• **Input rows**:
◇ ◇ ◇ ◇
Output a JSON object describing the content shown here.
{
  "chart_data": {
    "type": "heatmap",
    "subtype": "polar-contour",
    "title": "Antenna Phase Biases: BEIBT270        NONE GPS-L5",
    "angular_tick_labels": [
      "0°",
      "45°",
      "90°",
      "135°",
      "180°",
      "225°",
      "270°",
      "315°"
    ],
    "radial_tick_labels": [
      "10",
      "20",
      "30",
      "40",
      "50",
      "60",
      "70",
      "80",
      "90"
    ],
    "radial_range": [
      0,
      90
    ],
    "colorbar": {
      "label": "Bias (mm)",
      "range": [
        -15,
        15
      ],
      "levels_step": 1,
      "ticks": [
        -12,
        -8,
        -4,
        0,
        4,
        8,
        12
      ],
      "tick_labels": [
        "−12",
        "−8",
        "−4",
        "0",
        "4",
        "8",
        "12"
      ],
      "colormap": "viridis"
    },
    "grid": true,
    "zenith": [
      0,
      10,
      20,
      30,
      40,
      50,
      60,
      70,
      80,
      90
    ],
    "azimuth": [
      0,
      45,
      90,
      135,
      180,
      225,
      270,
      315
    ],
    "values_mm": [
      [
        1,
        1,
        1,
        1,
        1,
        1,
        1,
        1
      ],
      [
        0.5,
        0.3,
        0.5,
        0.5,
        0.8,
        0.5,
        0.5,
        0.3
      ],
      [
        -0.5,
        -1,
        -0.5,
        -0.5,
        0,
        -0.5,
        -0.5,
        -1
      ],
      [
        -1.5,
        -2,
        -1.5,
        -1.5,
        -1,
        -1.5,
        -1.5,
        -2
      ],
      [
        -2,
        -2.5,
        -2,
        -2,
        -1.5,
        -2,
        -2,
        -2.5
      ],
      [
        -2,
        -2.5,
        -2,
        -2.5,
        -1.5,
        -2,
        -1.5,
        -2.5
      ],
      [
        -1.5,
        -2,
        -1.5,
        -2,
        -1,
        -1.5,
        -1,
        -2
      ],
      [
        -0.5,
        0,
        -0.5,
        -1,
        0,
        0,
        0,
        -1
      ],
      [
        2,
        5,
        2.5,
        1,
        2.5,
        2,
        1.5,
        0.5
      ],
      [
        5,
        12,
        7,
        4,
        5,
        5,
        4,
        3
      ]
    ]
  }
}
◇ ◇ ◇ ◇
• **Short task**: The records above should be returned exactly.

• **Answer to this exercise**:
Output a JSON object describing the content shown here.
{
  "chart_data": {
    "type": "heatmap",
    "subtype": "polar-contour",
    "title": "Antenna Phase Biases: BEIBT270        NONE GPS-L5",
    "angular_tick_labels": [
      "0°",
      "45°",
      "90°",
      "135°",
      "180°",
      "225°",
      "270°",
      "315°"
    ],
    "radial_tick_labels": [
      "10",
      "20",
      "30",
      "40",
      "50",
      "60",
      "70",
      "80",
      "90"
    ],
    "radial_range": [
      0,
      90
    ],
    "colorbar": {
      "label": "Bias (mm)",
      "range": [
        -15,
        15
      ],
      "levels_step": 1,
      "ticks": [
        -12,
        -8,
        -4,
        0,
        4,
        8,
        12
      ],
      "tick_labels": [
        "−12",
        "−8",
        "−4",
        "0",
        "4",
        "8",
        "12"
      ],
      "colormap": "viridis"
    },
    "grid": true,
    "zenith": [
      0,
      10,
      20,
      30,
      40,
      50,
      60,
      70,
      80,
      90
    ],
    "azimuth": [
      0,
      45,
      90,
      135,
      180,
      225,
      270,
      315
    ],
    "values_mm": [
      [
        1,
        1,
        1,
        1,
        1,
        1,
        1,
        1
      ],
      [
        0.5,
        0.3,
        0.5,
        0.5,
        0.8,
        0.5,
        0.5,
        0.3
      ],
      [
        -0.5,
        -1,
        -0.5,
        -0.5,
        0,
        -0.5,
        -0.5,
        -1
      ],
      [
        -1.5,
        -2,
        -1.5,
        -1.5,
        -1,
        -1.5,
        -1.5,
        -2
      ],
      [
        -2,
        -2.5,
        -2,
        -2,
        -1.5,
        -2,
        -2,
        -2.5
      ],
      [
        -2,
        -2.5,
        -2,
        -2.5,
        -1.5,
        -2,
        -1.5,
        -2.5
      ],
      [
        -1.5,
        -2,
        -1.5,
        -2,
        -1,
        -1.5,
        -1,
        -2
      ],
      [
        -0.5,
        0,
        -0.5,
        -1,
        0,
        0,
        0,
        -1
      ],
      [
        2,
        5,
        2.5,
        1,
        2.5,
        2,
        1.5,
        0.5
      ],
      [
        5,
        12,
        7,
        4,
        5,
        5,
        4,
        3
      ]
    ]
  }
}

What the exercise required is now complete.